#### Stated exercise
Lines that hold the word "Customise" should be located and copied.
>>>>
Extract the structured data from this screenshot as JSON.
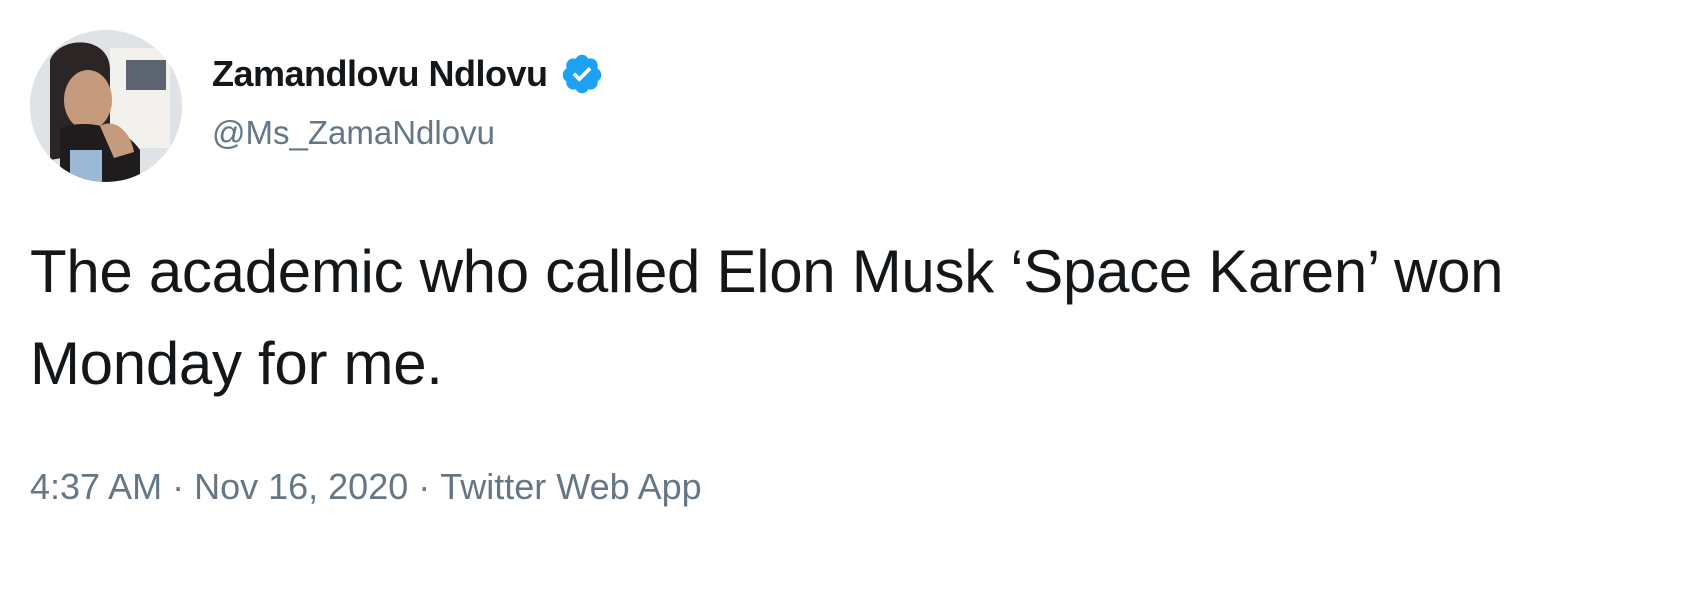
{
  "author": {
    "display_name": "Zamandlovu Ndlovu",
    "handle": "@Ms_ZamaNdlovu",
    "verified_icon": "verified-badge-icon",
    "verified_color": "#1da1f2"
  },
  "tweet": {
    "text": "The academic who called Elon Musk ‘Space Karen’ won Monday for me."
  },
  "meta": {
    "time": "4:37 AM",
    "separator": "·",
    "date": "Nov 16, 2020",
    "source": "Twitter Web App"
  }
}
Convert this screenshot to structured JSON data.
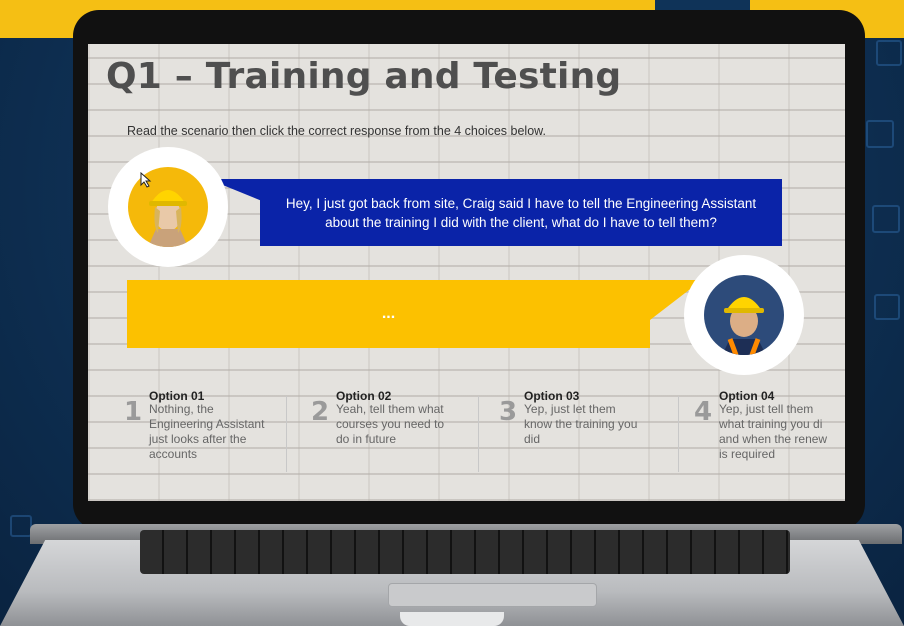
{
  "slide": {
    "title": "Q1 – Training and Testing",
    "instruction": "Read the scenario then click the correct response from the 4 choices below."
  },
  "scenario": {
    "speaker_message": "Hey, I just got back from site, Craig said I have to tell the Engineering Assistant about the training I did with the client, what do I have to tell them?",
    "response_placeholder": "..."
  },
  "options": [
    {
      "number": "1",
      "title": "Option 01",
      "text": "Nothing, the Engineering Assistant just looks after the accounts"
    },
    {
      "number": "2",
      "title": "Option 02",
      "text": "Yeah, tell them what courses you need to do in future"
    },
    {
      "number": "3",
      "title": "Option 03",
      "text": "Yep, just let them know the training you did"
    },
    {
      "number": "4",
      "title": "Option 04",
      "text": "Yep, just tell them what training you di and when the renew is required"
    }
  ],
  "colors": {
    "accent_yellow": "#fcc100",
    "speech_blue": "#0a23a8",
    "background_navy": "#0f3358"
  }
}
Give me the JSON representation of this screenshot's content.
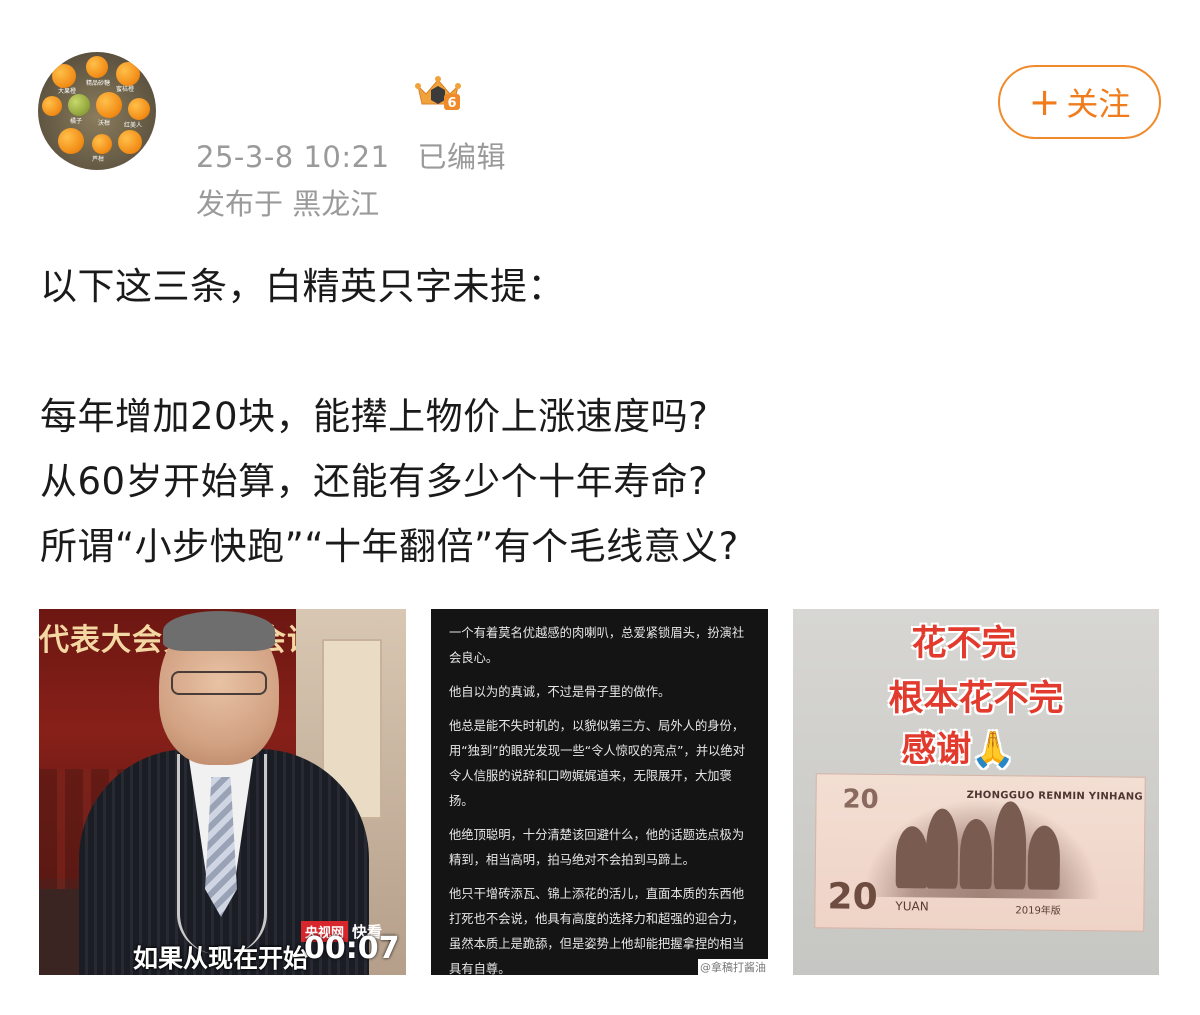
{
  "post": {
    "timestamp": "25-3-8 10:21",
    "edited_label": "已编辑",
    "location": "发布于 黑龙江",
    "follow_plus": "+",
    "follow_label": "关注",
    "lines": [
      "以下这三条，白精英只字未提：",
      "每年增加20块，能撵上物价上涨速度吗?",
      "从60岁开始算，还能有多少个十年寿命?",
      "所谓“小步快跑”“十年翻倍”有个毛线意义?"
    ],
    "badge_number": "6"
  },
  "avatar": {
    "labels": [
      "大果橙",
      "精品砂糖",
      "蜜桔橙",
      "沃柑",
      "橘子",
      "沃柑",
      "红美人",
      "芦柑"
    ]
  },
  "images": {
    "video": {
      "banner": "代表大会第三次会议",
      "source_logo": "央视网",
      "source_tag": "快看",
      "subtitle": "如果从现在开始",
      "time": "00:07"
    },
    "text_image": {
      "paragraphs": [
        "一个有着莫名优越感的肉喇叭，总爱紧锁眉头，扮演社会良心。",
        "他自以为的真诚，不过是骨子里的做作。",
        "他总是能不失时机的，以貌似第三方、局外人的身份，用“独到”的眼光发现一些“令人惊叹的亮点”，并以绝对令人信服的说辞和口吻娓娓道来，无限展开，大加褒扬。",
        "他绝顶聪明，十分清楚该回避什么，他的话题选点极为精到，相当高明，拍马绝对不会拍到马蹄上。",
        "他只干增砖添瓦、锦上添花的活儿，直面本质的东西他打死也不会说，他具有高度的选择力和超强的迎合力，虽然本质上是跪舔，但是姿势上他却能把握拿捏的相当具有自尊。"
      ],
      "watermark": "@拿稿打酱油"
    },
    "banknote": {
      "caption_1": "花不完",
      "caption_2": "根本花不完",
      "caption_3": "感谢🙏",
      "bank_text": "ZHONGGUO RENMIN YINHANG",
      "denomination": "20",
      "currency": "YUAN",
      "year": "2019年版"
    }
  },
  "colors": {
    "accent": "#f07c1b",
    "meta_gray": "#9a9a9a",
    "text": "#1a1a1a"
  }
}
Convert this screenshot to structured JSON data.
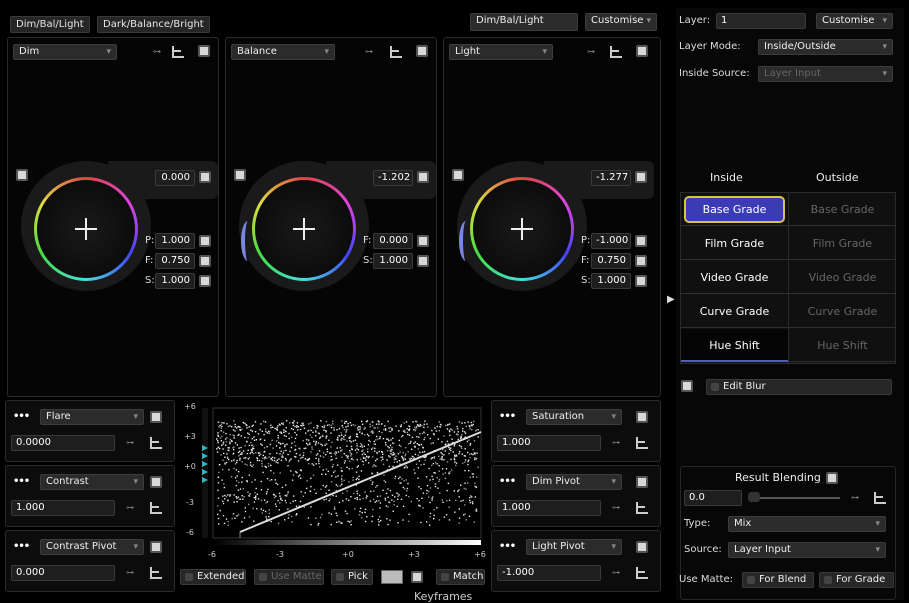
{
  "top_tabs": [
    "Dim/Bal/Light",
    "Dark/Balance/Bright"
  ],
  "preset": {
    "value": "Dim/Bal/Light",
    "customise": "Customise"
  },
  "wheels": [
    {
      "name": "Dim",
      "master": "0.000",
      "rows": [
        {
          "label": "P:",
          "value": "1.000"
        },
        {
          "label": "F:",
          "value": "0.750"
        },
        {
          "label": "S:",
          "value": "1.000"
        }
      ]
    },
    {
      "name": "Balance",
      "master": "-1.202",
      "rows": [
        {
          "label": "F:",
          "value": "0.000"
        },
        {
          "label": "S:",
          "value": "1.000"
        }
      ]
    },
    {
      "name": "Light",
      "master": "-1.277",
      "rows": [
        {
          "label": "P:",
          "value": "-1.000"
        },
        {
          "label": "F:",
          "value": "0.750"
        },
        {
          "label": "S:",
          "value": "1.000"
        }
      ]
    }
  ],
  "left_controls": [
    {
      "name": "Flare",
      "value": "0.0000"
    },
    {
      "name": "Contrast",
      "value": "1.000"
    },
    {
      "name": "Contrast Pivot",
      "value": "0.000"
    }
  ],
  "right_controls": [
    {
      "name": "Saturation",
      "value": "1.000"
    },
    {
      "name": "Dim Pivot",
      "value": "1.000"
    },
    {
      "name": "Light Pivot",
      "value": "-1.000"
    }
  ],
  "dots": "•••",
  "scope": {
    "y_ticks": [
      "+6",
      "+3",
      "+0",
      "-3",
      "-6"
    ],
    "x_ticks": [
      "-6",
      "-3",
      "+0",
      "+3",
      "+6"
    ]
  },
  "bottom_buttons": {
    "extended": "Extended",
    "use_matte": "Use Matte",
    "pick": "Pick",
    "match": "Match"
  },
  "keyframes": "Keyframes",
  "right_panel": {
    "layer_label": "Layer:",
    "layer_value": "1",
    "customise": "Customise",
    "layer_mode_label": "Layer Mode:",
    "layer_mode_value": "Inside/Outside",
    "inside_source_label": "Inside Source:",
    "inside_source_value": "Layer Input",
    "inside_header": "Inside",
    "outside_header": "Outside",
    "inside_items": [
      "Base Grade",
      "Film Grade",
      "Video Grade",
      "Curve Grade",
      "Hue Shift"
    ],
    "outside_items": [
      "Base Grade",
      "Film Grade",
      "Video Grade",
      "Curve Grade",
      "Hue Shift"
    ],
    "edit_blur": "Edit Blur",
    "result_blending": "Result Blending",
    "blend_value": "0.0",
    "type_label": "Type:",
    "type_value": "Mix",
    "source_label": "Source:",
    "source_value": "Layer Input",
    "use_matte_label": "Use Matte:",
    "for_blend": "For Blend",
    "for_grade": "For Grade"
  },
  "colors": {
    "accent_selected": "#d4c440",
    "selected_bg": "#3b3bb5",
    "wheel_arc": "#7b86e0"
  }
}
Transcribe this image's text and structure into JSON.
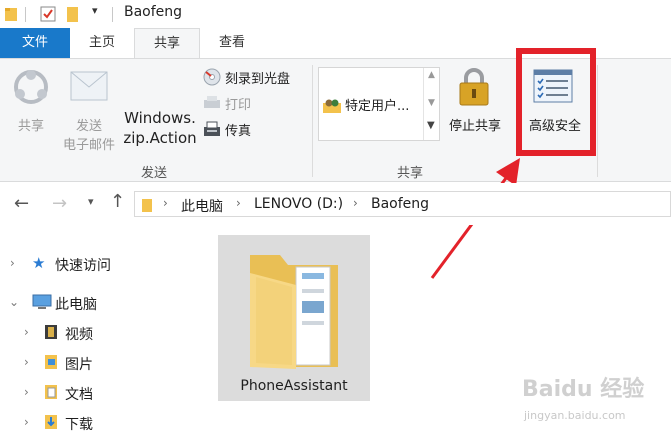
{
  "window": {
    "title": "Baofeng"
  },
  "ribbon_tabs": [
    {
      "label": "文件"
    },
    {
      "label": "主页"
    },
    {
      "label": "共享"
    },
    {
      "label": "查看"
    }
  ],
  "ribbon": {
    "share_label": "共享",
    "email_label_1": "发送",
    "email_label_2": "电子邮件",
    "zip_label_1": "Windows.",
    "zip_label_2": "zip.Action",
    "burn_label": "刻录到光盘",
    "print_label": "打印",
    "fax_label": "传真",
    "send_group": "发送",
    "specific_users": "特定用户...",
    "stop_sharing": "停止共享",
    "advanced_security": "高级安全",
    "share_group": "共享"
  },
  "address": {
    "crumbs": [
      "此电脑",
      "LENOVO (D:)",
      "Baofeng"
    ]
  },
  "nav": {
    "quick_access": "快速访问",
    "this_pc": "此电脑",
    "videos": "视频",
    "pictures": "图片",
    "documents": "文档",
    "downloads": "下载"
  },
  "content": {
    "folder_name": "PhoneAssistant"
  },
  "watermark": {
    "brand": "Baidu 经验",
    "url": "jingyan.baidu.com"
  },
  "colors": {
    "accent": "#1979ca",
    "highlight": "#e3222a",
    "folder": "#f3d27a"
  }
}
<<<<
#### Answer for the task
    "customise": "Customise"
    "customise": "Customise",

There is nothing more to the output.